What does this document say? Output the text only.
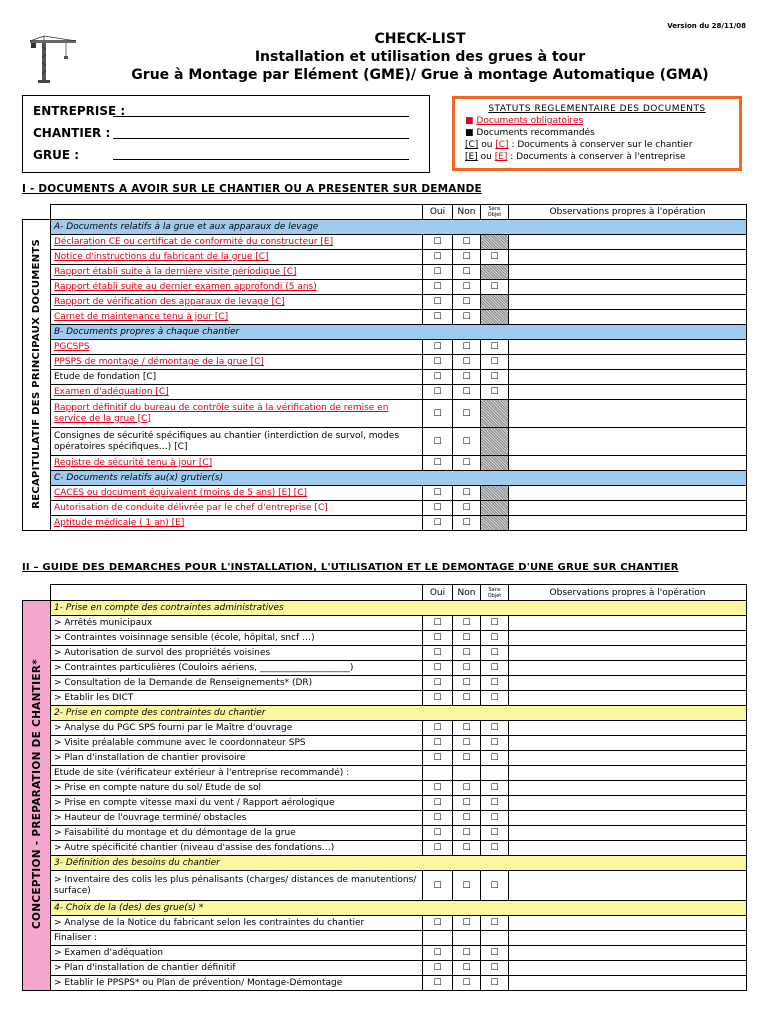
Version du 28/11/08
CHECK-LIST
Installation et utilisation des grues à tour
Grue à Montage par Elément (GME)/ Grue à montage Automatique (GMA)
ENTREPRISE :
CHANTIER :
GRUE :
STATUTS REGLEMENTAIRE DES DOCUMENTS
■ Documents obligatoires
■ Documents recommandés
[C] ou [C] : Documents à conserver sur le chantier
[E] ou [E] : Documents à conserver à l'entreprise
I - DOCUMENTS A AVOIR SUR LE CHANTIER OU A PRESENTER SUR DEMANDE
		Oui	Non	Sans Objet	Observations propres à l'opération
RECAPITULATIF DES PRINCIPAUX DOCUMENTS	A- Documents relatifs à la grue et aux apparaux de levage				
	Déclaration CE ou certificat de conformité du constructeur [E]	☐	☐		
	Notice d'instructions du fabricant de la grue [C]	☐	☐	☐	
	Rapport établi suite à la dernière visite périodique [C]	☐	☐		
	Rapport établi suite au dernier examen approfondi (5 ans)	☐	☐	☐	
	Rapport de vérification des apparaux de levage [C]	☐	☐		
	Carnet de maintenance tenu à jour [C]	☐	☐		
	B- Documents propres à chaque chantier				
	PGCSPS	☐	☐	☐	
	PPSPS de montage / démontage de la grue [C]	☐	☐	☐	
	Etude de fondation [C]	☐	☐	☐	
	Examen d'adéquation [C]	☐	☐	☐	
	Rapport définitif du bureau de contrôle suite à la vérification de remise en service de la grue [C]	☐	☐		
	Consignes de sécurité spécifiques au chantier (interdiction de survol, modes opératoires spécifiques…) [C]	☐	☐		
	Registre de sécurité tenu à jour [C]	☐	☐		
	C- Documents relatifs au(x) grutier(s)				
	CACES ou document équivalent (moins de 5 ans) [E] [C]	☐	☐		
	Autorisation de conduite délivrée par le chef d'entreprise [C]	☐	☐		
	Aptitude médicale ( 1 an) [E]	☐	☐		
II – GUIDE DES DEMARCHES POUR L'INSTALLATION, L'UTILISATION ET LE DEMONTAGE D'UNE GRUE SUR CHANTIER
		Oui	Non	Sans Objet	Observations propres à l'opération
CONCEPTION - PREPARATION DE CHANTIER*	1- Prise en compte des contraintes administratives				
	> Arrêtés municipaux	☐	☐	☐	
	> Contraintes voisinnage sensible (école, hôpital, sncf …)	☐	☐	☐	
	> Autorisation de survol des propriétés voisines	☐	☐	☐	
	> Contraintes particulières (Couloirs aériens, ____________________)	☐	☐	☐	
	> Consultation de la Demande de Renseignements* (DR)	☐	☐	☐	
	> Etablir les DICT	☐	☐	☐	
	2- Prise en compte des contraintes du chantier				
	> Analyse du PGC SPS fourni par le Maître d'ouvrage	☐	☐	☐	
	> Visite préalable commune avec le coordonnateur SPS	☐	☐	☐	
	> Plan d'installation de chantier provisoire	☐	☐	☐	
	Etude de site (vérificateur extérieur à l'entreprise recommandé) :				
	> Prise en compte nature du sol/ Etude de sol	☐	☐	☐	
	> Prise en compte vitesse maxi du vent / Rapport aérologique	☐	☐	☐	
	> Hauteur de l'ouvrage terminé/ obstacles	☐	☐	☐	
	> Faisabilité du montage et du démontage de la grue	☐	☐	☐	
	> Autre spécificité chantier (niveau d'assise des fondations…)	☐	☐	☐	
	3- Définition des besoins du chantier				
	> Inventaire des colis les plus pénalisants (charges/ distances de manutentions/ surface)	☐	☐	☐	
	4- Choix de la (des) des grue(s) *				
	> Analyse de la Notice du fabricant selon les contraintes du chantier	☐	☐	☐	
	Finaliser :				
	> Examen d'adéquation	☐	☐	☐	
	> Plan d'installation de chantier définitif	☐	☐	☐	
	> Etablir le PPSPS* ou Plan de prévention/ Montage-Démontage	☐	☐	☐	
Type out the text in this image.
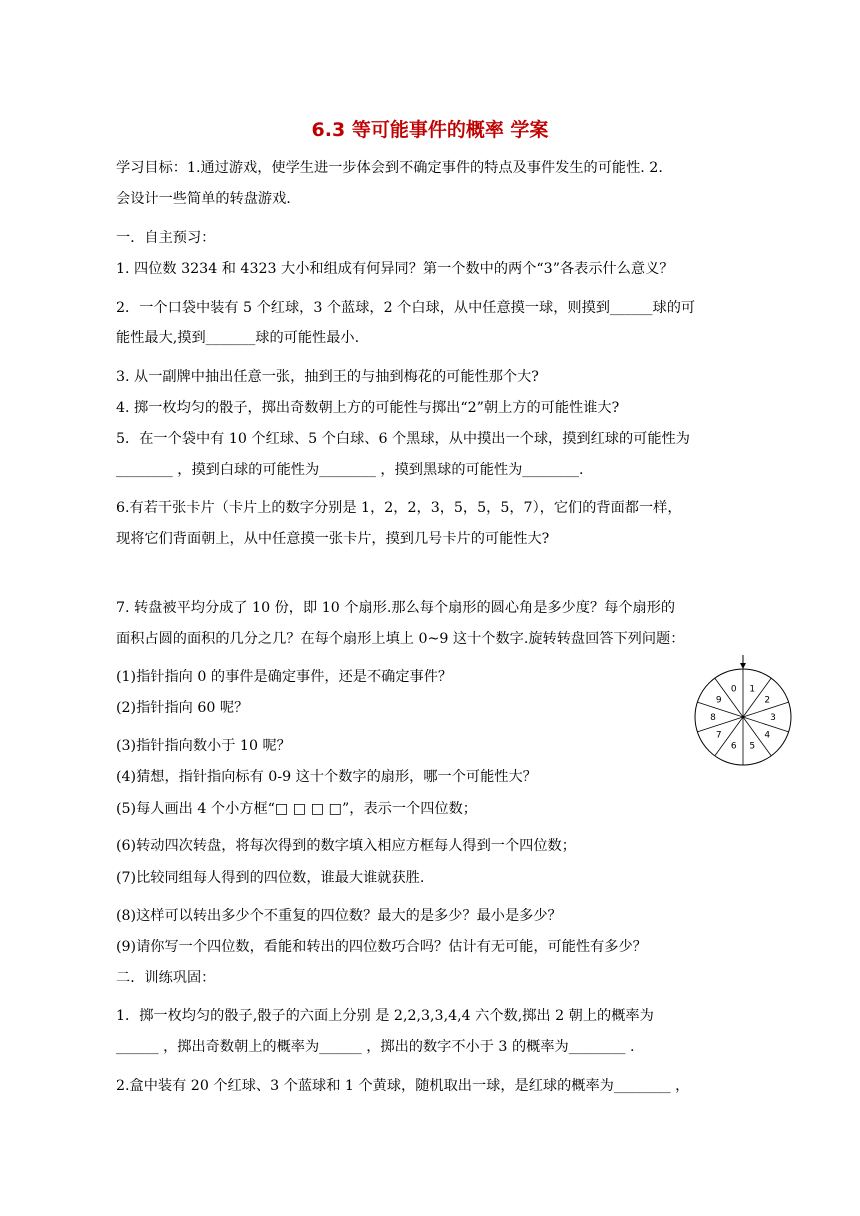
6.3 等可能事件的概率 学案
学习目标：1.通过游戏，使学生进一步体会到不确定事件的特点及事件发生的可能性. 2.
会设计一些简单的转盘游戏.
一．自主预习：
1. 四位数 3234 和 4323 大小和组成有何异同？第一个数中的两个“3”各表示什么意义？
2．一个口袋中装有 5 个红球，3 个蓝球，2 个白球，从中任意摸一球，则摸到______球的可
能性最大,摸到_______球的可能性最小.
3. 从一副牌中抽出任意一张，抽到王的与抽到梅花的可能性那个大?
4. 掷一枚均匀的骰子，掷出奇数朝上方的可能性与掷出“2”朝上方的可能性谁大?
5．在一个袋中有 10 个红球、5 个白球、6 个黑球，从中摸出一个球，摸到红球的可能性为
________ ，摸到白球的可能性为________ ，摸到黑球的可能性为________.
6.有若干张卡片（卡片上的数字分别是 1，2，2，3，5，5，5，7），它们的背面都一样，
现将它们背面朝上，从中任意摸一张卡片，摸到几号卡片的可能性大?
7. 转盘被平均分成了 10 份，即 10 个扇形.那么每个扇形的圆心角是多少度？每个扇形的
面积占圆的面积的几分之几？在每个扇形上填上 0~9 这十个数字.旋转转盘回答下列问题：
(1)指针指向 0 的事件是确定事件，还是不确定事件？
(2)指针指向 60 呢？
(3)指针指向数小于 10 呢？
(4)猜想，指针指向标有 0-9 这十个数字的扇形，哪一个可能性大？
(5)每人画出 4 个小方框“□ □ □ □”，表示一个四位数；
(6)转动四次转盘，将每次得到的数字填入相应方框每人得到一个四位数；
(7)比较同组每人得到的四位数，谁最大谁就获胜.
(8)这样可以转出多少个不重复的四位数？最大的是多少？最小是多少？
(9)请你写一个四位数，看能和转出的四位数巧合吗？估计有无可能，可能性有多少？
二．训练巩固：
1．掷一枚均匀的骰子,骰子的六面上分别 是 2,2,3,3,4,4 六个数,掷出 2 朝上的概率为
______ ，掷出奇数朝上的概率为______ ，掷出的数字不小于 3 的概率为________ .
2.盒中装有 20 个红球、3 个蓝球和 1 个黄球，随机取出一球，是红球的概率为________ ，
1
2
3
4
5
6
7
8
9
0
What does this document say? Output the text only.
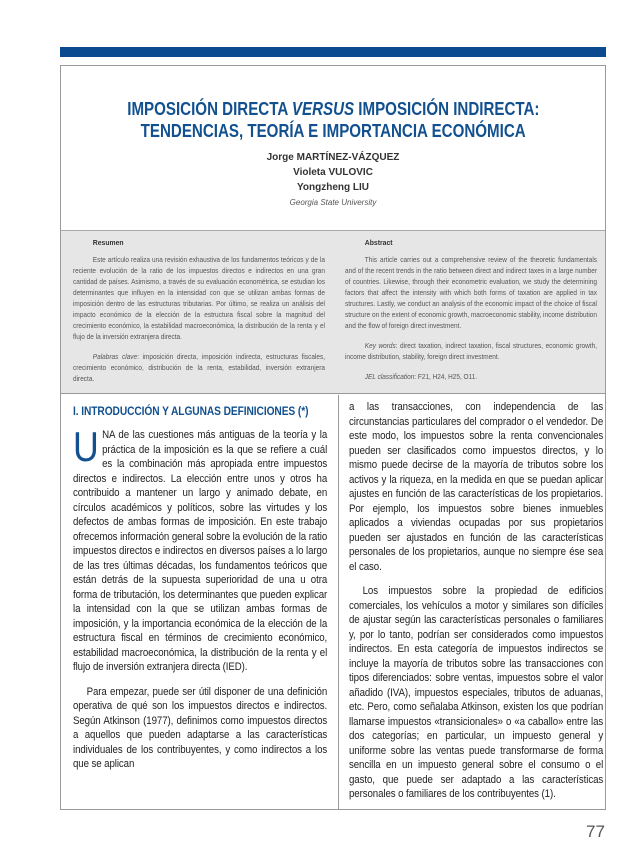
IMPOSICIÓN DIRECTA VERSUS IMPOSICIÓN INDIRECTA:
TENDENCIAS, TEORÍA E IMPORTANCIA ECONÓMICA
Jorge MARTÍNEZ-VÁZQUEZ
Violeta VULOVIC
Yongzheng LIU
Georgia State University
Resumen

Este artículo realiza una revisión exhaustiva de los fundamentos teóricos y de la reciente evolución de la ratio de los impuestos directos e indirectos en una gran cantidad de países. Asimismo, a través de su evaluación econométrica, se estudian los determinantes que influyen en la intensidad con que se utilizan ambas formas de imposición dentro de las estructuras tributarias. Por último, se realiza un análisis del impacto económico de la elección de la estructura fiscal sobre la magnitud del crecimiento económico, la estabilidad macroeconómica, la distribución de la renta y el flujo de la inversión extranjera directa.

Palabras clave: imposición directa, imposición indirecta, estructuras fiscales, crecimiento económico, distribución de la renta, estabilidad, inversión extranjera directa.

Abstract

This article carries out a comprehensive review of the theoretic fundamentals and of the recent trends in the ratio between direct and indirect taxes in a large number of countries. Likewise, through their econometric evaluation, we study the determining factors that affect the intensity with which both forms of taxation are applied in tax structures. Lastly, we conduct an analysis of the economic impact of the choice of fiscal structure on the extent of economic growth, macroeconomic stability, income distribution and the flow of foreign direct investment.

Key words: direct taxation, indirect taxation, fiscal structures, economic growth, income distribution, stability, foreign direct investment.

JEL classification: F21, H24, H25, O11.

I. INTRODUCCIÓN Y ALGUNAS DEFINICIONES (*)

UNA de las cuestiones más antiguas de la teoría y la práctica de la imposición es la que se refiere a cuál es la combinación más apropiada entre impuestos directos e indirectos. La elección entre unos y otros ha contribuido a mantener un largo y animado debate, en círculos académicos y políticos, sobre las virtudes y los defectos de ambas formas de imposición. En este trabajo ofrecemos información general sobre la evolución de la ratio impuestos directos e indirectos en diversos países a lo largo de las tres últimas décadas, los fundamentos teóricos que están detrás de la supuesta superioridad de una u otra forma de tributación, los determinantes que pueden explicar la intensidad con la que se utilizan ambas formas de imposición, y la importancia económica de la elección de la estructura fiscal en términos de crecimiento económico, estabilidad macroeconómica, la distribución de la renta y el flujo de inversión extranjera directa (IED).

Para empezar, puede ser útil disponer de una definición operativa de qué son los impuestos directos e indirectos. Según Atkinson (1977), definimos como impuestos directos a aquellos que pueden adaptarse a las características individuales de los contribuyentes, y como indirectos a los que se aplican

a las transacciones, con independencia de las circunstancias particulares del comprador o el vendedor. De este modo, los impuestos sobre la renta convencionales pueden ser clasificados como impuestos directos, y lo mismo puede decirse de la mayoría de tributos sobre los activos y la riqueza, en la medida en que se puedan aplicar ajustes en función de las características de los propietarios. Por ejemplo, los impuestos sobre bienes inmuebles aplicados a viviendas ocupadas por sus propietarios pueden ser ajustados en función de las características personales de los propietarios, aunque no siempre ése sea el caso.

Los impuestos sobre la propiedad de edificios comerciales, los vehículos a motor y similares son difíciles de ajustar según las características personales o familiares y, por lo tanto, podrían ser considerados como impuestos indirectos. En esta categoría de impuestos indirectos se incluye la mayoría de tributos sobre las transacciones con tipos diferenciados: sobre ventas, impuestos sobre el valor añadido (IVA), impuestos especiales, tributos de aduanas, etc. Pero, como señalaba Atkinson, existen los que podrían llamarse impuestos «transicionales» o «a caballo» entre las dos categorías; en particular, un impuesto general y uniforme sobre las ventas puede transformarse de forma sencilla en un impuesto general sobre el consumo o el gasto, que puede ser adaptado a las características personales o familiares de los contribuyentes (1).

77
──────────────────────────────
• Required work
Count the lines that include the word "suite" and state the result as a bare number.

• Solution for this problem
3